_Your task_
All material below is to be reproduced exactly.

_Provided records_

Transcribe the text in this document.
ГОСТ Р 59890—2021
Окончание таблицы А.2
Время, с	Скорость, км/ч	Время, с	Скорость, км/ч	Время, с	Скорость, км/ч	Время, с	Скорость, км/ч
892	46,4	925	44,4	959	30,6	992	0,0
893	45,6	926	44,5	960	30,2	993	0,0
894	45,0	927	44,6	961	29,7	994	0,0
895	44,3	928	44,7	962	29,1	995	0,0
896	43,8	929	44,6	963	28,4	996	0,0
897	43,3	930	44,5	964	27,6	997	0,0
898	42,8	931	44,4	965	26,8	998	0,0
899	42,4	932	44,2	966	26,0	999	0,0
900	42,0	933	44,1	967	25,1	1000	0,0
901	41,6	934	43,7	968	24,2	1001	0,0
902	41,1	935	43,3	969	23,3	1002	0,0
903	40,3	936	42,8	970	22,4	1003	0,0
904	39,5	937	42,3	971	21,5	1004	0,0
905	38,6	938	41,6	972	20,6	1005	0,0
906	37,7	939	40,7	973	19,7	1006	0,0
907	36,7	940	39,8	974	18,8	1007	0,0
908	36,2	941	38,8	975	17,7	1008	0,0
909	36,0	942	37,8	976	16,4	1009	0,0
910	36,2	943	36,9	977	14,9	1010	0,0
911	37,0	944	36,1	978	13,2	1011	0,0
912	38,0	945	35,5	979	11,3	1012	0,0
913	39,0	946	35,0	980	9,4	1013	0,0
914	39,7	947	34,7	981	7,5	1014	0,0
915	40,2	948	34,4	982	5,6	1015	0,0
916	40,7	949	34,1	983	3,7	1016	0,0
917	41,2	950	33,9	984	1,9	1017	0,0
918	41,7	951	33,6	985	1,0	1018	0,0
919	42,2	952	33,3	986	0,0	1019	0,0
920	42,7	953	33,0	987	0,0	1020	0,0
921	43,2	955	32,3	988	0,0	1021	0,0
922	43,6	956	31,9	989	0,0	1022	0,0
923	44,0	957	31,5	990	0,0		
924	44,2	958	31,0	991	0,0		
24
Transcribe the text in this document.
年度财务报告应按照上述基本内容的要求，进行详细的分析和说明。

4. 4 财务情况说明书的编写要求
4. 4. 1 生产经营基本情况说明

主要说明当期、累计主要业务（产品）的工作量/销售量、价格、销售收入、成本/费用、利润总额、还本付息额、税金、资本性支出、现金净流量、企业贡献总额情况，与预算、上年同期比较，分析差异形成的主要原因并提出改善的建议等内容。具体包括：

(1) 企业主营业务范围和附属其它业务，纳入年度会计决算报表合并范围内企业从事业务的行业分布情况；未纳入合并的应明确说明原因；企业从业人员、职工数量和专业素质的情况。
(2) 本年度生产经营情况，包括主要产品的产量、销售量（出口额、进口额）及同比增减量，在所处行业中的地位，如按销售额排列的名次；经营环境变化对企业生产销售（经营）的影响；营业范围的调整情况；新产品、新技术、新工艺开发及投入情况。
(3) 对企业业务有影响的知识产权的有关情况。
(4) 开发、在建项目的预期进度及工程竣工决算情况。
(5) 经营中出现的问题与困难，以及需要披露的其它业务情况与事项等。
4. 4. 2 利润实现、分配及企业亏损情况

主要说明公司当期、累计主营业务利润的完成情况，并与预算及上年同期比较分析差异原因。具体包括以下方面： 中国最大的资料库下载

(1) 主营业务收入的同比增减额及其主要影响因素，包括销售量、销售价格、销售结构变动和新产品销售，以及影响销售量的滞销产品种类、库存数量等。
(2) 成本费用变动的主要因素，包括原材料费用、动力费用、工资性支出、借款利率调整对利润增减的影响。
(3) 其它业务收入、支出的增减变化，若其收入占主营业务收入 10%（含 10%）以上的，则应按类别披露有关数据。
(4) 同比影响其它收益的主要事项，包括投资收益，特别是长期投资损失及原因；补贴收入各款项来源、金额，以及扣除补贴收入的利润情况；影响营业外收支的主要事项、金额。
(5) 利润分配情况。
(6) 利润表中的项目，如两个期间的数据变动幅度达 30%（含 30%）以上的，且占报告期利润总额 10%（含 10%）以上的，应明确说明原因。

_Solved problem_
Transcribe the text in this document.
ГОСТ Р 59890—2021
Окончание таблицы А.2
Время, с	Скорость, км/ч	Время, с	Скорость, км/ч	Время, с	Скорость, км/ч	Время, с	Скорость, км/ч
892	46,4	925	44,4	959	30,6	992	0,0
893	45,6	926	44,5	960	30,2	993	0,0
894	45,0	927	44,6	961	29,7	994	0,0
895	44,3	928	44,7	962	29,1	995	0,0
896	43,8	929	44,6	963	28,4	996	0,0
897	43,3	930	44,5	964	27,6	997	0,0
898	42,8	931	44,4	965	26,8	998	0,0
899	42,4	932	44,2	966	26,0	999	0,0
900	42,0	933	44,1	967	25,1	1000	0,0
901	41,6	934	43,7	968	24,2	1001	0,0
902	41,1	935	43,3	969	23,3	1002	0,0
903	40,3	936	42,8	970	22,4	1003	0,0
904	39,5	937	42,3	971	21,5	1004	0,0
905	38,6	938	41,6	972	20,6	1005	0,0
906	37,7	939	40,7	973	19,7	1006	0,0
907	36,7	940	39,8	974	18,8	1007	0,0
908	36,2	941	38,8	975	17,7	1008	0,0
909	36,0	942	37,8	976	16,4	1009	0,0
910	36,2	943	36,9	977	14,9	1010	0,0
911	37,0	944	36,1	978	13,2	1011	0,0
912	38,0	945	35,5	979	11,3	1012	0,0
913	39,0	946	35,0	980	9,4	1013	0,0
914	39,7	947	34,7	981	7,5	1014	0,0
915	40,2	948	34,4	982	5,6	1015	0,0
916	40,7	949	34,1	983	3,7	1016	0,0
917	41,2	950	33,9	984	1,9	1017	0,0
918	41,7	951	33,6	985	1,0	1018	0,0
919	42,2	952	33,3	986	0,0	1019	0,0
920	42,7	953	33,0	987	0,0	1020	0,0
921	43,2	955	32,3	988	0,0	1021	0,0
922	43,6	956	31,9	989	0,0	1022	0,0
923	44,0	957	31,5	990	0,0		
924	44,2	958	31,0	991	0,0		
24
Transcribe the text in this document.
年度财务报告应按照上述基本内容的要求，进行详细的分析和说明。

4. 4 财务情况说明书的编写要求
4. 4. 1 生产经营基本情况说明

主要说明当期、累计主要业务（产品）的工作量/销售量、价格、销售收入、成本/费用、利润总额、还本付息额、税金、资本性支出、现金净流量、企业贡献总额情况，与预算、上年同期比较，分析差异形成的主要原因并提出改善的建议等内容。具体包括：

(1) 企业主营业务范围和附属其它业务，纳入年度会计决算报表合并范围内企业从事业务的行业分布情况；未纳入合并的应明确说明原因；企业从业人员、职工数量和专业素质的情况。
(2) 本年度生产经营情况，包括主要产品的产量、销售量（出口额、进口额）及同比增减量，在所处行业中的地位，如按销售额排列的名次；经营环境变化对企业生产销售（经营）的影响；营业范围的调整情况；新产品、新技术、新工艺开发及投入情况。
(3) 对企业业务有影响的知识产权的有关情况。
(4) 开发、在建项目的预期进度及工程竣工决算情况。
(5) 经营中出现的问题与困难，以及需要披露的其它业务情况与事项等。
4. 4. 2 利润实现、分配及企业亏损情况

主要说明公司当期、累计主营业务利润的完成情况，并与预算及上年同期比较分析差异原因。具体包括以下方面： 中国最大的资料库下载

(1) 主营业务收入的同比增减额及其主要影响因素，包括销售量、销售价格、销售结构变动和新产品销售，以及影响销售量的滞销产品种类、库存数量等。
(2) 成本费用变动的主要因素，包括原材料费用、动力费用、工资性支出、借款利率调整对利润增减的影响。
(3) 其它业务收入、支出的增减变化，若其收入占主营业务收入 10%（含 10%）以上的，则应按类别披露有关数据。
(4) 同比影响其它收益的主要事项，包括投资收益，特别是长期投资损失及原因；补贴收入各款项来源、金额，以及扣除补贴收入的利润情况；影响营业外收支的主要事项、金额。
(5) 利润分配情况。
(6) 利润表中的项目，如两个期间的数据变动幅度达 30%（含 30%）以上的，且占报告期利润总额 10%（含 10%）以上的，应明确说明原因。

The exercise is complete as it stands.